• THE TASK
From the listing below, pull out all lines with "paslaugų" in them.

• Figure content listings
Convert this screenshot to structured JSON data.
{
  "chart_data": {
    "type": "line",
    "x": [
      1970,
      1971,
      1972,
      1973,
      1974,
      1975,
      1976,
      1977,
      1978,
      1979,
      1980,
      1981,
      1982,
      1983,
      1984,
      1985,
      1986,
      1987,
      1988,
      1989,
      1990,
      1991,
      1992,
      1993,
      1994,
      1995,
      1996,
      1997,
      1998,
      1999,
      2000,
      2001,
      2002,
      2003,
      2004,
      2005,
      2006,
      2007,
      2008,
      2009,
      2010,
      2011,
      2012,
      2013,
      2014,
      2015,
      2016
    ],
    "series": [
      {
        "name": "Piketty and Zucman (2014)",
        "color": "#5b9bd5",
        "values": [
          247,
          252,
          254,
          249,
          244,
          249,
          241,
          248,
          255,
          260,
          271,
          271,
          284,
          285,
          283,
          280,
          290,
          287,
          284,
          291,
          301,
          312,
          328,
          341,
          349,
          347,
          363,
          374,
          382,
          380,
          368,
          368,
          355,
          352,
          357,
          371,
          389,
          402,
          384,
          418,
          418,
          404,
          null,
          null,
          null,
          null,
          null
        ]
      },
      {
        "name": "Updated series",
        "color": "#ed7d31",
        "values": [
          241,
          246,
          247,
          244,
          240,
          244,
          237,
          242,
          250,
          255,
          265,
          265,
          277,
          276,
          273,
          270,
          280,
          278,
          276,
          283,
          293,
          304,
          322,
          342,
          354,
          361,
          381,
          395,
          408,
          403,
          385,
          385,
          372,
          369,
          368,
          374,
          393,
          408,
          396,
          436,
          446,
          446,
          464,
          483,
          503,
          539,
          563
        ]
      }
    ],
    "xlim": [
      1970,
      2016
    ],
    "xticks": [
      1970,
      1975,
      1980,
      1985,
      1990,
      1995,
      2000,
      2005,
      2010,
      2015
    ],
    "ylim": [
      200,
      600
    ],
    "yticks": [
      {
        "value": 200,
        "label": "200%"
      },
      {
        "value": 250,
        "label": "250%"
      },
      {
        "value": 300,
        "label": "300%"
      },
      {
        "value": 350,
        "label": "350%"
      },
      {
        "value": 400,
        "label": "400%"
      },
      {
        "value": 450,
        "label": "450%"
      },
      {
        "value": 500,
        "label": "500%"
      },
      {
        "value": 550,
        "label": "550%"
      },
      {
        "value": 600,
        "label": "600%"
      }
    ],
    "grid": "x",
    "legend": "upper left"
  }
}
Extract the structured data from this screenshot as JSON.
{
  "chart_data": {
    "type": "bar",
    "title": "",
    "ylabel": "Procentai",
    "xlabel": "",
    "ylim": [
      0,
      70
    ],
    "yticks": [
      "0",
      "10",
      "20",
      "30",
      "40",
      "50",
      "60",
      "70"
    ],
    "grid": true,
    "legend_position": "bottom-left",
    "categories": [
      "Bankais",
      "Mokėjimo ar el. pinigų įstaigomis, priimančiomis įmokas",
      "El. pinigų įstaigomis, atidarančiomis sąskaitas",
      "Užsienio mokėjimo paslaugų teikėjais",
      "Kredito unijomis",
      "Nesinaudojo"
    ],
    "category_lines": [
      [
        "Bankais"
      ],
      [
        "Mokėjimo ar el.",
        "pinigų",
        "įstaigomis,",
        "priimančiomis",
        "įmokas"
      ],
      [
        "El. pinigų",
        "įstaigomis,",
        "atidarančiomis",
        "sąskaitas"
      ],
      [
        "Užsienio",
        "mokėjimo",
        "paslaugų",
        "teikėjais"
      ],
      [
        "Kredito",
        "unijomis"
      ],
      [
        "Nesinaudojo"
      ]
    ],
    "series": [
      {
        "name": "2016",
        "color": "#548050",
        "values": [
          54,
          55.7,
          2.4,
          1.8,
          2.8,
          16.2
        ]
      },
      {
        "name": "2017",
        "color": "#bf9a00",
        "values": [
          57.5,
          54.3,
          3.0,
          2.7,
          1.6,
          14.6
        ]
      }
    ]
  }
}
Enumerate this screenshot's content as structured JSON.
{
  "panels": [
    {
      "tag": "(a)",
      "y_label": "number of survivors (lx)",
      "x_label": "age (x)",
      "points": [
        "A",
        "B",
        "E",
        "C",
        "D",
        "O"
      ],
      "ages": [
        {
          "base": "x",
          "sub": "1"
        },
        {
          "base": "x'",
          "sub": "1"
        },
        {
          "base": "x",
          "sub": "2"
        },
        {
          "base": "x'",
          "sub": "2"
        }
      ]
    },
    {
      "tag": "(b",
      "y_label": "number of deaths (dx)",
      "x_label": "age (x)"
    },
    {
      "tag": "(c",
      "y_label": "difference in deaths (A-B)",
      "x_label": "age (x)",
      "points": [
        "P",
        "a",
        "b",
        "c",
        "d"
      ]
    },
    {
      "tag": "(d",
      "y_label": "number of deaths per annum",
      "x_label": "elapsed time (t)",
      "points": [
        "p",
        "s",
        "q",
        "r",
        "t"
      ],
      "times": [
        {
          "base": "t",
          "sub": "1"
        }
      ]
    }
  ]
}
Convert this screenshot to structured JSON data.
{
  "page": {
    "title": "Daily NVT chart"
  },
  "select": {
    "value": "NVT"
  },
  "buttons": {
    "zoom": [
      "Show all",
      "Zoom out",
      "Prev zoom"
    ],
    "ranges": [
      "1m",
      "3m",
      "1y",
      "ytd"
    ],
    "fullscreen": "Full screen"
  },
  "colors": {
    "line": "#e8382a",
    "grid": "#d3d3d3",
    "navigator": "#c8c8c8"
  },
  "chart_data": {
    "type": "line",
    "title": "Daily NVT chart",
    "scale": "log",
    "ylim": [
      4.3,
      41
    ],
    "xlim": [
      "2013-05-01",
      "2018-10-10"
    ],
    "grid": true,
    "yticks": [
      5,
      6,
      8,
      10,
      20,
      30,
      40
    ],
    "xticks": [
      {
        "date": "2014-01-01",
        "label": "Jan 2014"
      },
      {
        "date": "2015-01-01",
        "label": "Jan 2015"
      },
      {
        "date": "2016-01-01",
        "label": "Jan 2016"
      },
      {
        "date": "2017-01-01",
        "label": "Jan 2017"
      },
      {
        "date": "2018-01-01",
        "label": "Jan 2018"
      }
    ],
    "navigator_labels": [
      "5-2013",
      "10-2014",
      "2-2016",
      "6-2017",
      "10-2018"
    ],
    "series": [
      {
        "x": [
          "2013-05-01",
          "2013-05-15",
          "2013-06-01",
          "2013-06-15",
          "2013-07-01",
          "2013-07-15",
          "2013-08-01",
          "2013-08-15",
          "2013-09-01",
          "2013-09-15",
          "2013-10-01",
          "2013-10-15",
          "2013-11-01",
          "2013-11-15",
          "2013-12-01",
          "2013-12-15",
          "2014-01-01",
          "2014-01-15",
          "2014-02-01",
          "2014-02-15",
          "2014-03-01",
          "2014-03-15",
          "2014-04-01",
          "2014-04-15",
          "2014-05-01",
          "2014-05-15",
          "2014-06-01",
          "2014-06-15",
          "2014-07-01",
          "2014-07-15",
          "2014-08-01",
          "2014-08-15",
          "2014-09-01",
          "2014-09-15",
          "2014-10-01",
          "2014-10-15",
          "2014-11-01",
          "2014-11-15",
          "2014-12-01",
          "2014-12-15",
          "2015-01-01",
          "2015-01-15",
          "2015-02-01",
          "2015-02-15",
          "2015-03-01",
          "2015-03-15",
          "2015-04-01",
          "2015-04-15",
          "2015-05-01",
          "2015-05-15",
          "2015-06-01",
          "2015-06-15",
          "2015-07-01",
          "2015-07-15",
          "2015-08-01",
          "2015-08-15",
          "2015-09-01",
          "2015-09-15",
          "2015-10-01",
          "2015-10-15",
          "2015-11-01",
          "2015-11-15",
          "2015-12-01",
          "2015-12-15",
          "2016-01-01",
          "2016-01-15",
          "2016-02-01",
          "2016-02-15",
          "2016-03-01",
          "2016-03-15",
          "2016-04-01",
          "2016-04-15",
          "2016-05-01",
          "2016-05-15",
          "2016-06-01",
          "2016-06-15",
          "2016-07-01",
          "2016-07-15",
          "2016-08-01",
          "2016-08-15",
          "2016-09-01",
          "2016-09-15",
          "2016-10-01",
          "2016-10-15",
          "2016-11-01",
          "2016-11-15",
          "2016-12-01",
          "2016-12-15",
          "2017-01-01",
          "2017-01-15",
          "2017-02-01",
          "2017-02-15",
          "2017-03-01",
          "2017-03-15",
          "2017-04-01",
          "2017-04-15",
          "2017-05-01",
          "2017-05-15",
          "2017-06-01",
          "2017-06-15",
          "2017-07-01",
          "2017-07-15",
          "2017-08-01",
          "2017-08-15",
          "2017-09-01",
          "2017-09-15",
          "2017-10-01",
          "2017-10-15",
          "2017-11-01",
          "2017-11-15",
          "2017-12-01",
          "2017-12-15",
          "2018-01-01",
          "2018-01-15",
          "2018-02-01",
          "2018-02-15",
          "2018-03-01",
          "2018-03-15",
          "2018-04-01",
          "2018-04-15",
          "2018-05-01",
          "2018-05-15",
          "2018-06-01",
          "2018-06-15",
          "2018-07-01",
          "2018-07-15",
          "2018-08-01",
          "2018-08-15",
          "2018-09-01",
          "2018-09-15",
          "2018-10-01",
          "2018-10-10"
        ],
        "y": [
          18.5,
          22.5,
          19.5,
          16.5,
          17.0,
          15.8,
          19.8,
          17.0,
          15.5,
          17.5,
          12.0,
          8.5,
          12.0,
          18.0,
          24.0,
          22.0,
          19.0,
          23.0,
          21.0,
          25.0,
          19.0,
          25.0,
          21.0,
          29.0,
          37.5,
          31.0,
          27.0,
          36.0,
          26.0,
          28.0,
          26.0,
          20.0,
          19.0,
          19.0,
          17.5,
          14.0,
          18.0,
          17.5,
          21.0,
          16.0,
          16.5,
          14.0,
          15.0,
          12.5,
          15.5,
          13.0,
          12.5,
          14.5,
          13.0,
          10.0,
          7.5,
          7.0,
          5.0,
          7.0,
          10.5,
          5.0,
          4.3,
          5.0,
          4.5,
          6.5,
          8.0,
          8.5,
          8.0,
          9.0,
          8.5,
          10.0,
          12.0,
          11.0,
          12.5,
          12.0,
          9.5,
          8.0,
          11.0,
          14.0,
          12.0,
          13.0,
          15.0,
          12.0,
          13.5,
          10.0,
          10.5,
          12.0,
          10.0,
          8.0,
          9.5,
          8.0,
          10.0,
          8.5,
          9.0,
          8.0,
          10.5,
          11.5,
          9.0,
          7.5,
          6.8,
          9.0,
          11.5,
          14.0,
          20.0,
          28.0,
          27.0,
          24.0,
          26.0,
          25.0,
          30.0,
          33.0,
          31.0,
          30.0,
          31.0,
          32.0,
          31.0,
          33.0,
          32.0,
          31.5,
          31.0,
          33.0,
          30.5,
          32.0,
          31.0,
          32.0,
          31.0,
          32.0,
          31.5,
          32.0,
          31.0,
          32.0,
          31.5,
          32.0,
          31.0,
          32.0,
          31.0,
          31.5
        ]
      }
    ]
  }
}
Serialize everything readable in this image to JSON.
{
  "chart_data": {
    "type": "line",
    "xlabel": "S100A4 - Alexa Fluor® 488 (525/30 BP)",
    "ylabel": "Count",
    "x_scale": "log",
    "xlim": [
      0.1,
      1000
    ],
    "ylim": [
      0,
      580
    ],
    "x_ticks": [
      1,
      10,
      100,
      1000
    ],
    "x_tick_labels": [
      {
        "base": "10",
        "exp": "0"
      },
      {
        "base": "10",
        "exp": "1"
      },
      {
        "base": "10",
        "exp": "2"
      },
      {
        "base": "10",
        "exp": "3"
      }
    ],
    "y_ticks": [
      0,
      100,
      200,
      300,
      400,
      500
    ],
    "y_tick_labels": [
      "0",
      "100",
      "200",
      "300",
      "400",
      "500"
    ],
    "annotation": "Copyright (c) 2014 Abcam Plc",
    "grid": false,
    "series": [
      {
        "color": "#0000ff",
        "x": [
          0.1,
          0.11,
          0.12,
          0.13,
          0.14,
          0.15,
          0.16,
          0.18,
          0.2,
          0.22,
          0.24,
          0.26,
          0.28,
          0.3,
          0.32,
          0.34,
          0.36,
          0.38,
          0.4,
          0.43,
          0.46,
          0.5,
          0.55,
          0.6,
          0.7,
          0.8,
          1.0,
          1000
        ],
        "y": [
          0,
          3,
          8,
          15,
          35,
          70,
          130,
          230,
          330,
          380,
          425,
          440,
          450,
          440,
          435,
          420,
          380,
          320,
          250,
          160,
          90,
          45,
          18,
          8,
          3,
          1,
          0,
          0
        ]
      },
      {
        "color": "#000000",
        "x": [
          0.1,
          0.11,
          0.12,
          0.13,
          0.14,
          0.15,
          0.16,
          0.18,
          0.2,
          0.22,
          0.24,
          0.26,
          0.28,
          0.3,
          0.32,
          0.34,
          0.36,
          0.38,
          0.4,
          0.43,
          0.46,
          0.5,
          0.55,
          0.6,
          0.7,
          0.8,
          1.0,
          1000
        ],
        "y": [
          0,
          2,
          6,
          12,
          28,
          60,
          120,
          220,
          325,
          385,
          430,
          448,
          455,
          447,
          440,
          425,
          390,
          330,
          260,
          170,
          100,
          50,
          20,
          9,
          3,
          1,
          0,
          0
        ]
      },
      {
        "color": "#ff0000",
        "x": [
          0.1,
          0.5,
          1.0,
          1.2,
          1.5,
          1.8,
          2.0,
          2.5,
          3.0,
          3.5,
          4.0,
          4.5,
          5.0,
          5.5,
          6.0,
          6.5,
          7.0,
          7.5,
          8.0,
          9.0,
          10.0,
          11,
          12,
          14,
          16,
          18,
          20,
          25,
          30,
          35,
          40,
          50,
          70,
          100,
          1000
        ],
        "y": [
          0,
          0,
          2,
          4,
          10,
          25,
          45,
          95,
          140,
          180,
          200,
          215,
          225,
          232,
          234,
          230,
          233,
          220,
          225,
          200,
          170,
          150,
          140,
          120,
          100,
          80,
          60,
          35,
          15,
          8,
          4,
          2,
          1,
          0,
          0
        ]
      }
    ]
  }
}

• EXERCISE OUTPUT
      "Užsienio mokėjimo paslaugų teikėjais",
        "paslaugų",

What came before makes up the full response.